▸ **EXERCISE AIM**:
Your job is to copy every line in the material containing the word "positive".

▸ **INPUT DATA**:

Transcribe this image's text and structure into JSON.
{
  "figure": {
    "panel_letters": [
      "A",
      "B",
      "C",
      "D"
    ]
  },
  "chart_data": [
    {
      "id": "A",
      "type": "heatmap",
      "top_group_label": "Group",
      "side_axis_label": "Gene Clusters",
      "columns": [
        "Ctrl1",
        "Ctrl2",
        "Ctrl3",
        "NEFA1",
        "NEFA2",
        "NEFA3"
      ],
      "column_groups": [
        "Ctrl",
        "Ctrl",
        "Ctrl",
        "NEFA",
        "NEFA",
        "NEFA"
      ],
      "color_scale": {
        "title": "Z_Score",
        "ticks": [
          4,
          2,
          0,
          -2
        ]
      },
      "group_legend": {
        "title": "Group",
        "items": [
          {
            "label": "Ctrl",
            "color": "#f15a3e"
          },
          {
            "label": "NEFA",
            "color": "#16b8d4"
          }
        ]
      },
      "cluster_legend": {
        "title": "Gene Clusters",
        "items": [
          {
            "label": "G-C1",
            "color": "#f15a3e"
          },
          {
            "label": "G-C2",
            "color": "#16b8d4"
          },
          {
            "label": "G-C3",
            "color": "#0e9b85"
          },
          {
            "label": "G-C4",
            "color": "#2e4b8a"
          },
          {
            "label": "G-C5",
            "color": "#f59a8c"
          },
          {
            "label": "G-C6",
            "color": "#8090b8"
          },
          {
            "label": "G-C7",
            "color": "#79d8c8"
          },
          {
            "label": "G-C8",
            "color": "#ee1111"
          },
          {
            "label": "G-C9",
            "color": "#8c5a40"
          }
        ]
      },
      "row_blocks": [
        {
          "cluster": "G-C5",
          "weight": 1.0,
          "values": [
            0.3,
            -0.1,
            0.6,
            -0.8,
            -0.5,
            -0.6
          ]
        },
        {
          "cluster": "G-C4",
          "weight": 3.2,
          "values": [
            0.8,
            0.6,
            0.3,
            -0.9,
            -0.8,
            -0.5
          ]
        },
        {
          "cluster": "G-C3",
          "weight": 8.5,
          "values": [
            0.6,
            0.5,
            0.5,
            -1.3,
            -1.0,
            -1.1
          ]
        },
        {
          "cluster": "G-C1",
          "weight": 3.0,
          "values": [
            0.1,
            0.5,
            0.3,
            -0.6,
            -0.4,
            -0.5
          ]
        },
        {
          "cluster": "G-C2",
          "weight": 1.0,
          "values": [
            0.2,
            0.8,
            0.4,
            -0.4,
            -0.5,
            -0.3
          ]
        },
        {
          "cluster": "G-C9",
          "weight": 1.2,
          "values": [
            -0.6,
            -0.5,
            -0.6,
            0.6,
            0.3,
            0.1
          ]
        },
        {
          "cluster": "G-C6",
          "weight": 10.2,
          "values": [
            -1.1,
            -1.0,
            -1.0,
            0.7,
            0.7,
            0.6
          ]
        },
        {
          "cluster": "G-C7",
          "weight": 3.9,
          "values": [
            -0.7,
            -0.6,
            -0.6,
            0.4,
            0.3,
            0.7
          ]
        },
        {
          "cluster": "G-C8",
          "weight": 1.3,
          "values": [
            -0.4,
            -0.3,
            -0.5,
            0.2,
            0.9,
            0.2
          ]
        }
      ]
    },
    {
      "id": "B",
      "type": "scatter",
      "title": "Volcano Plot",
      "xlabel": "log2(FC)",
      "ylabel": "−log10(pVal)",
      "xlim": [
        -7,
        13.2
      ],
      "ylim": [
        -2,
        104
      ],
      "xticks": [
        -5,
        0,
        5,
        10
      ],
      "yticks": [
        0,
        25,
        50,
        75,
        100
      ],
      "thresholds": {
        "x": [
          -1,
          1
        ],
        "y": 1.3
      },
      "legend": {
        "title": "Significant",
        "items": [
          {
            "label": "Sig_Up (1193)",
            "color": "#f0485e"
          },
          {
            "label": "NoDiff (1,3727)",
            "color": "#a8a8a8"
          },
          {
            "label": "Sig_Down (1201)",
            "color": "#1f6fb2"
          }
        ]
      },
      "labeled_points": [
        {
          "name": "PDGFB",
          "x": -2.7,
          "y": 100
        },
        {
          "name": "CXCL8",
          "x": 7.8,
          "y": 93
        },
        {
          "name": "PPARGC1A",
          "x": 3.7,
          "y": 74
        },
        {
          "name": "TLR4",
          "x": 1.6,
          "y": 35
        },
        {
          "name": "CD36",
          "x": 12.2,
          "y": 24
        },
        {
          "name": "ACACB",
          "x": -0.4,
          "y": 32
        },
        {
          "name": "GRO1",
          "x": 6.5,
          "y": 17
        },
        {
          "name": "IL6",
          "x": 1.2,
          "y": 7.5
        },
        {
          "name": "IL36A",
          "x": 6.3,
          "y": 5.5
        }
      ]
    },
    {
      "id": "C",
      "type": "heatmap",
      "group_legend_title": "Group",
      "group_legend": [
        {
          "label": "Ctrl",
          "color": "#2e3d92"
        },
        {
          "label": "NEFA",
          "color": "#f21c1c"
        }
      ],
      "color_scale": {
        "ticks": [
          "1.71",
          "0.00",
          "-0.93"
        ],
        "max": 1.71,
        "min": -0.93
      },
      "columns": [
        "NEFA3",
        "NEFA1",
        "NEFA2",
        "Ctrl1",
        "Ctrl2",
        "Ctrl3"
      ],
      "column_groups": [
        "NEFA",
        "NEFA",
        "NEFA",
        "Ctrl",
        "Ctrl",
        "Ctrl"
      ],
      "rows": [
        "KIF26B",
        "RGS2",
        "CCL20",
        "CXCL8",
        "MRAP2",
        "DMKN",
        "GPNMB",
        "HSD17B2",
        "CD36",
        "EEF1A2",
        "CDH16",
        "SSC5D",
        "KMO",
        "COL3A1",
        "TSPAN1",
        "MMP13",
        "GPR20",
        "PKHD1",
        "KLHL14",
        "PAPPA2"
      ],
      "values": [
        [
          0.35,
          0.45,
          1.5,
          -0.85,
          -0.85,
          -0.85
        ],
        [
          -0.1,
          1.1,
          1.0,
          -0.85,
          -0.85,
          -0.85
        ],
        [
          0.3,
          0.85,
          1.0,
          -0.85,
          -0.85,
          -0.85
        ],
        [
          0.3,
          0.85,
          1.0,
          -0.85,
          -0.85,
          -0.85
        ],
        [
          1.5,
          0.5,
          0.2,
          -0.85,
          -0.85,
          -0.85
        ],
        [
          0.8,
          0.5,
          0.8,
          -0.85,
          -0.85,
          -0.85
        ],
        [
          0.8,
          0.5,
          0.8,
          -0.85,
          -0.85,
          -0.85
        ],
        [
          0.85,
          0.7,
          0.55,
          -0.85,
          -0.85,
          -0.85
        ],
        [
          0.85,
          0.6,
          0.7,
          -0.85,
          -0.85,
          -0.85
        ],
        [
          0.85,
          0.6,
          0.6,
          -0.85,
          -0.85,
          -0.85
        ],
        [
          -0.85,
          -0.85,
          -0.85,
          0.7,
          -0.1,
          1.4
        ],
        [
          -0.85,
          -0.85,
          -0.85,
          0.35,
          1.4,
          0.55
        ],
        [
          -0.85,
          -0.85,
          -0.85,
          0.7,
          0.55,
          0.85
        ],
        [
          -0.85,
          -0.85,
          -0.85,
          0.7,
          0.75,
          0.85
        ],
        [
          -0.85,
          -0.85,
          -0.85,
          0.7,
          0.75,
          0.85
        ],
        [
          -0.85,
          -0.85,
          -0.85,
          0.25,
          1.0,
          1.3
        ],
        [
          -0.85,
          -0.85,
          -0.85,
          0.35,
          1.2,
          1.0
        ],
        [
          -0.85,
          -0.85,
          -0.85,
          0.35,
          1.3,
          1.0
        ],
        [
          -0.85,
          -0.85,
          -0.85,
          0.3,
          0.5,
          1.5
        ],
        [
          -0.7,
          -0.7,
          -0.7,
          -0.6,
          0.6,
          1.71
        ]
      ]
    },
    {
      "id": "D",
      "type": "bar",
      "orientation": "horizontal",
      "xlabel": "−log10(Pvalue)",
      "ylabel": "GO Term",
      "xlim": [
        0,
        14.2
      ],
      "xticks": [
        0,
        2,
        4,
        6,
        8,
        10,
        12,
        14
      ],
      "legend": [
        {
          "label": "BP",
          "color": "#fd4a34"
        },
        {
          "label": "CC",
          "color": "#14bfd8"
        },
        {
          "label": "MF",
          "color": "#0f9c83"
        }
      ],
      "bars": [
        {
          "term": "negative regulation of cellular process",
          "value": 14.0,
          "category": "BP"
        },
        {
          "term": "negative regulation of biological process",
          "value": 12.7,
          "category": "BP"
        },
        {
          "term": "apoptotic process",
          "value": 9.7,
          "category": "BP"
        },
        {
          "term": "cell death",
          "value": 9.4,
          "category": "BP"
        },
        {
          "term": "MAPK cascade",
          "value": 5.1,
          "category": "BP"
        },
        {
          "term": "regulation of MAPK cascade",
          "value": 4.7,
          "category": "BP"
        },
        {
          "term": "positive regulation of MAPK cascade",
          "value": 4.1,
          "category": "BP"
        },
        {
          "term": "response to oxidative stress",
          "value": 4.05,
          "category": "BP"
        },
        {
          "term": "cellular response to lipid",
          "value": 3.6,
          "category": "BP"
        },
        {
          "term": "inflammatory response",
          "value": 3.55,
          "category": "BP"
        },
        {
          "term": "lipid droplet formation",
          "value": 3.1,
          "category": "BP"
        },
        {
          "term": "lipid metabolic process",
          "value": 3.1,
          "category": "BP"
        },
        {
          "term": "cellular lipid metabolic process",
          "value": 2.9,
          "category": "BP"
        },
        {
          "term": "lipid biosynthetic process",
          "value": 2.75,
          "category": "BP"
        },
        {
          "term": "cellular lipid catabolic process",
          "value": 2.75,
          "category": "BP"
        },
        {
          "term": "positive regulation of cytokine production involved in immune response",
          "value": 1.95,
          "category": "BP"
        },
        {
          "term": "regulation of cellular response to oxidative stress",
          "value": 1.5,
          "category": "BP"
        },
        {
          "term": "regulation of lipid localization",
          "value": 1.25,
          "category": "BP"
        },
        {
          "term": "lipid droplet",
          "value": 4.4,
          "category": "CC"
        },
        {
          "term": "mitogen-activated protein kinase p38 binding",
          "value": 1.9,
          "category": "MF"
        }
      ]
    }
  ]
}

▸ **RESPONSE BELOW**:
          "term": "positive regulation of MAPK cascade",
          "term": "positive regulation of cytokine production involved in immune response",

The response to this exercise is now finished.